_Data for this exercise_.
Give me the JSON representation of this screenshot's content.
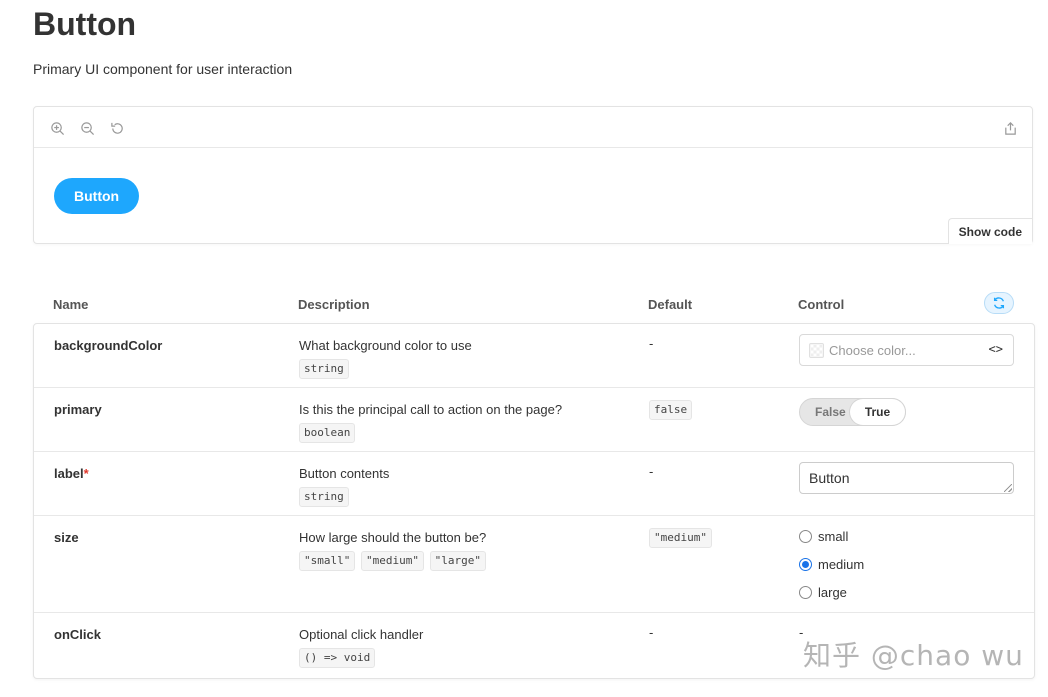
{
  "page": {
    "title": "Button",
    "subtitle": "Primary UI component for user interaction"
  },
  "canvas": {
    "preview_button_label": "Button",
    "show_code_label": "Show code",
    "tools": [
      "zoom-in-icon",
      "zoom-out-icon",
      "reset-zoom-icon",
      "share-icon"
    ]
  },
  "table": {
    "headers": {
      "name": "Name",
      "description": "Description",
      "default": "Default",
      "control": "Control"
    },
    "rows": [
      {
        "name": "backgroundColor",
        "required": false,
        "description": "What background color to use",
        "types": [
          "string"
        ],
        "default": "-",
        "control": {
          "kind": "color",
          "placeholder": "Choose color...",
          "toggle": "<>"
        }
      },
      {
        "name": "primary",
        "required": false,
        "description": "Is this the principal call to action on the page?",
        "types": [
          "boolean"
        ],
        "default": "false",
        "control": {
          "kind": "boolean",
          "false_label": "False",
          "true_label": "True",
          "value": true
        }
      },
      {
        "name": "label",
        "required": true,
        "required_mark": "*",
        "description": "Button contents",
        "types": [
          "string"
        ],
        "default": "-",
        "control": {
          "kind": "text",
          "value": "Button"
        }
      },
      {
        "name": "size",
        "required": false,
        "description": "How large should the button be?",
        "types": [
          "\"small\"",
          "\"medium\"",
          "\"large\""
        ],
        "default": "\"medium\"",
        "control": {
          "kind": "radio",
          "options": [
            "small",
            "medium",
            "large"
          ],
          "selected": "medium"
        }
      },
      {
        "name": "onClick",
        "required": false,
        "description": "Optional click handler",
        "types": [
          "() => void"
        ],
        "default": "-",
        "control": {
          "kind": "none",
          "value": "-"
        }
      }
    ]
  },
  "colors": {
    "accent": "#1ea7fd",
    "radio_checked": "#1a73e8",
    "required": "#e1372b"
  },
  "watermark": "知乎 @chao wu"
}
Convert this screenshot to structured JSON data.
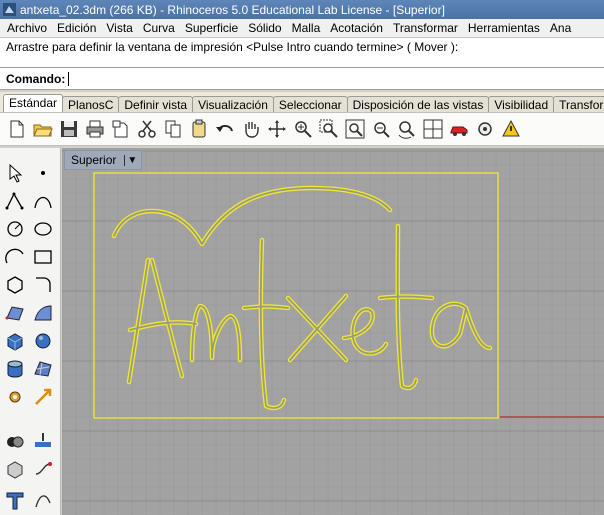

_Do this_.
Repeat the data in full and exactly. Omit pictures.

_Task solution_.
Give me the JSON representation of this screenshot's content.
{
  "page": {
    "title": "Button",
    "subtitle": "Primary UI component for user interaction"
  },
  "canvas": {
    "preview_button_label": "Button",
    "show_code_label": "Show code",
    "tools": [
      "zoom-in-icon",
      "zoom-out-icon",
      "reset-zoom-icon",
      "share-icon"
    ]
  },
  "table": {
    "headers": {
      "name": "Name",
      "description": "Description",
      "default": "Default",
      "control": "Control"
    },
    "rows": [
      {
        "name": "backgroundColor",
        "required": false,
        "description": "What background color to use",
        "types": [
          "string"
        ],
        "default": "-",
        "control": {
          "kind": "color",
          "placeholder": "Choose color...",
          "toggle": "<>"
        }
      },
      {
        "name": "primary",
        "required": false,
        "description": "Is this the principal call to action on the page?",
        "types": [
          "boolean"
        ],
        "default": "false",
        "control": {
          "kind": "boolean",
          "false_label": "False",
          "true_label": "True",
          "value": true
        }
      },
      {
        "name": "label",
        "required": true,
        "required_mark": "*",
        "description": "Button contents",
        "types": [
          "string"
        ],
        "default": "-",
        "control": {
          "kind": "text",
          "value": "Button"
        }
      },
      {
        "name": "size",
        "required": false,
        "description": "How large should the button be?",
        "types": [
          "\"small\"",
          "\"medium\"",
          "\"large\""
        ],
        "default": "\"medium\"",
        "control": {
          "kind": "radio",
          "options": [
            "small",
            "medium",
            "large"
          ],
          "selected": "medium"
        }
      },
      {
        "name": "onClick",
        "required": false,
        "description": "Optional click handler",
        "types": [
          "() => void"
        ],
        "default": "-",
        "control": {
          "kind": "none",
          "value": "-"
        }
      }
    ]
  },
  "colors": {
    "accent": "#1ea7fd",
    "radio_checked": "#1a73e8",
    "required": "#e1372b"
  },
  "watermark": "知乎 @chao wu"
}
Convert this screenshot to structured JSON data.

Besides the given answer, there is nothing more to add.